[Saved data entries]
/---

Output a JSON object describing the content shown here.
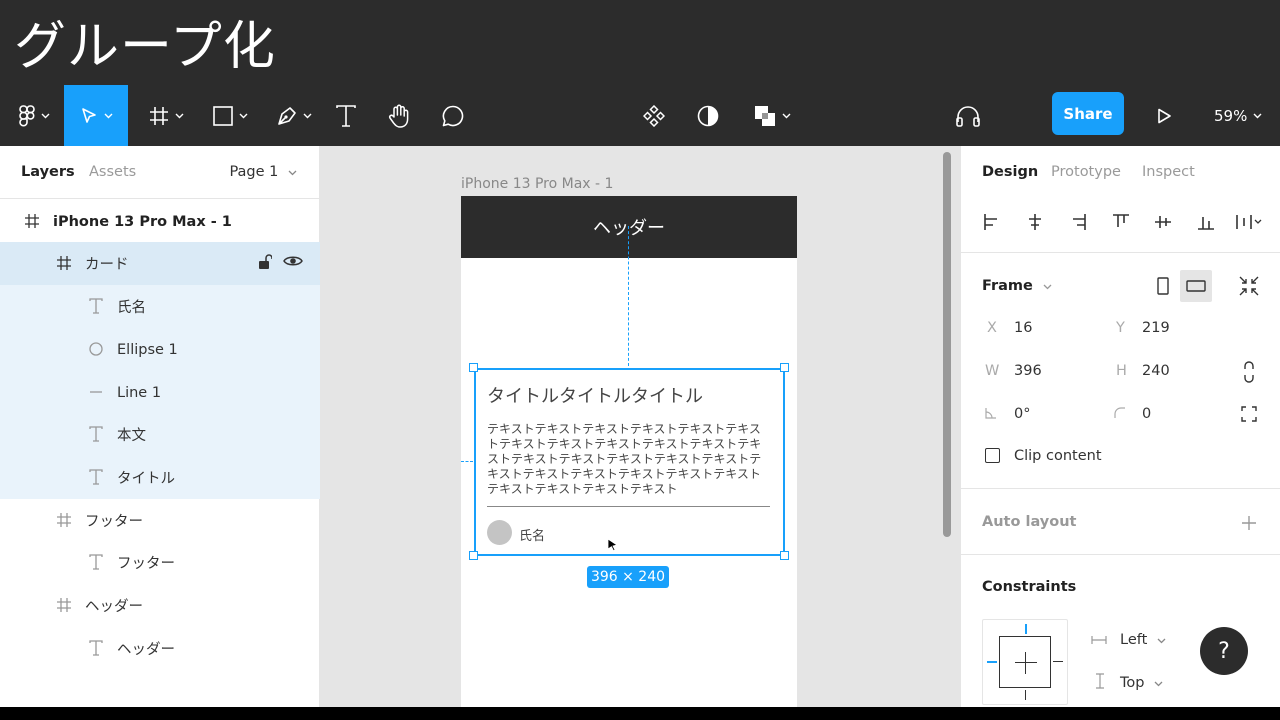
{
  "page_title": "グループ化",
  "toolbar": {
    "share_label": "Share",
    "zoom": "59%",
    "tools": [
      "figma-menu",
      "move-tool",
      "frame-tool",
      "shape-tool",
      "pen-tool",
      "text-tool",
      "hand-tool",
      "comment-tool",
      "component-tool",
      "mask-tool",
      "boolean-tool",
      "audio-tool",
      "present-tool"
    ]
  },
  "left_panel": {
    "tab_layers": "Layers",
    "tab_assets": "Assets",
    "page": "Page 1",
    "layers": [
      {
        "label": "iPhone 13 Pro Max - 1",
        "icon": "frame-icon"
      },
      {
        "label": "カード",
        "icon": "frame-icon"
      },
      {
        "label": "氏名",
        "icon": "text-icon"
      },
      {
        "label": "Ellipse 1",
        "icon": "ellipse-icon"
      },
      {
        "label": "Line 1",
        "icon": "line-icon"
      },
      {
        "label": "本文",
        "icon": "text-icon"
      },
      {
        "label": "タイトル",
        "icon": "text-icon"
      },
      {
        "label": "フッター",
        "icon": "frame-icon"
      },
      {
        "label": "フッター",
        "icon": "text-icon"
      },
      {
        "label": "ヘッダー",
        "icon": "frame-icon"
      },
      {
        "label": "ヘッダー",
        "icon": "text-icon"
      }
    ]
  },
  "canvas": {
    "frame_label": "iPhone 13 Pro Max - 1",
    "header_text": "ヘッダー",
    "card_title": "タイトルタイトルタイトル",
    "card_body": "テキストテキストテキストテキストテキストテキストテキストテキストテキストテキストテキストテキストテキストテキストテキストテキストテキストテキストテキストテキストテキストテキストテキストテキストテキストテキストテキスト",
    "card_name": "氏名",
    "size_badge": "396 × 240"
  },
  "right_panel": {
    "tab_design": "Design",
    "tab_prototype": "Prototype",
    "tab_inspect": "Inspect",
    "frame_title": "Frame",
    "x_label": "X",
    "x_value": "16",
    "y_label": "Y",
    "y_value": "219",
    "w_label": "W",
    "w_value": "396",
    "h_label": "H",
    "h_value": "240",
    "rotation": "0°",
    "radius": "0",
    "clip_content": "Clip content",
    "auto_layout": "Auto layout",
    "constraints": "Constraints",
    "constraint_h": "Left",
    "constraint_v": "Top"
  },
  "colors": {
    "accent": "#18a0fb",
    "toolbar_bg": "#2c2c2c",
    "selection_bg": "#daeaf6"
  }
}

\---

▸ **Problem**: Restate the data above word for word. Skip every picture.

▸ **Task result**:
Output a JSON object describing the content shown here.
{
  "page_title": "グループ化",
  "toolbar": {
    "share_label": "Share",
    "zoom": "59%",
    "tools": [
      "figma-menu",
      "move-tool",
      "frame-tool",
      "shape-tool",
      "pen-tool",
      "text-tool",
      "hand-tool",
      "comment-tool",
      "component-tool",
      "mask-tool",
      "boolean-tool",
      "audio-tool",
      "present-tool"
    ]
  },
  "left_panel": {
    "tab_layers": "Layers",
    "tab_assets": "Assets",
    "page": "Page 1",
    "layers": [
      {
        "label": "iPhone 13 Pro Max - 1",
        "icon": "frame-icon"
      },
      {
        "label": "カード",
        "icon": "frame-icon"
      },
      {
        "label": "氏名",
        "icon": "text-icon"
      },
      {
        "label": "Ellipse 1",
        "icon": "ellipse-icon"
      },
      {
        "label": "Line 1",
        "icon": "line-icon"
      },
      {
        "label": "本文",
        "icon": "text-icon"
      },
      {
        "label": "タイトル",
        "icon": "text-icon"
      },
      {
        "label": "フッター",
        "icon": "frame-icon"
      },
      {
        "label": "フッター",
        "icon": "text-icon"
      },
      {
        "label": "ヘッダー",
        "icon": "frame-icon"
      },
      {
        "label": "ヘッダー",
        "icon": "text-icon"
      }
    ]
  },
  "canvas": {
    "frame_label": "iPhone 13 Pro Max - 1",
    "header_text": "ヘッダー",
    "card_title": "タイトルタイトルタイトル",
    "card_body": "テキストテキストテキストテキストテキストテキストテキストテキストテキストテキストテキストテキストテキストテキストテキストテキストテキストテキストテキストテキストテキストテキストテキストテキストテキストテキストテキスト",
    "card_name": "氏名",
    "size_badge": "396 × 240"
  },
  "right_panel": {
    "tab_design": "Design",
    "tab_prototype": "Prototype",
    "tab_inspect": "Inspect",
    "frame_title": "Frame",
    "x_label": "X",
    "x_value": "16",
    "y_label": "Y",
    "y_value": "219",
    "w_label": "W",
    "w_value": "396",
    "h_label": "H",
    "h_value": "240",
    "rotation": "0°",
    "radius": "0",
    "clip_content": "Clip content",
    "auto_layout": "Auto layout",
    "constraints": "Constraints",
    "constraint_h": "Left",
    "constraint_v": "Top"
  },
  "colors": {
    "accent": "#18a0fb",
    "toolbar_bg": "#2c2c2c",
    "selection_bg": "#daeaf6"
  }
}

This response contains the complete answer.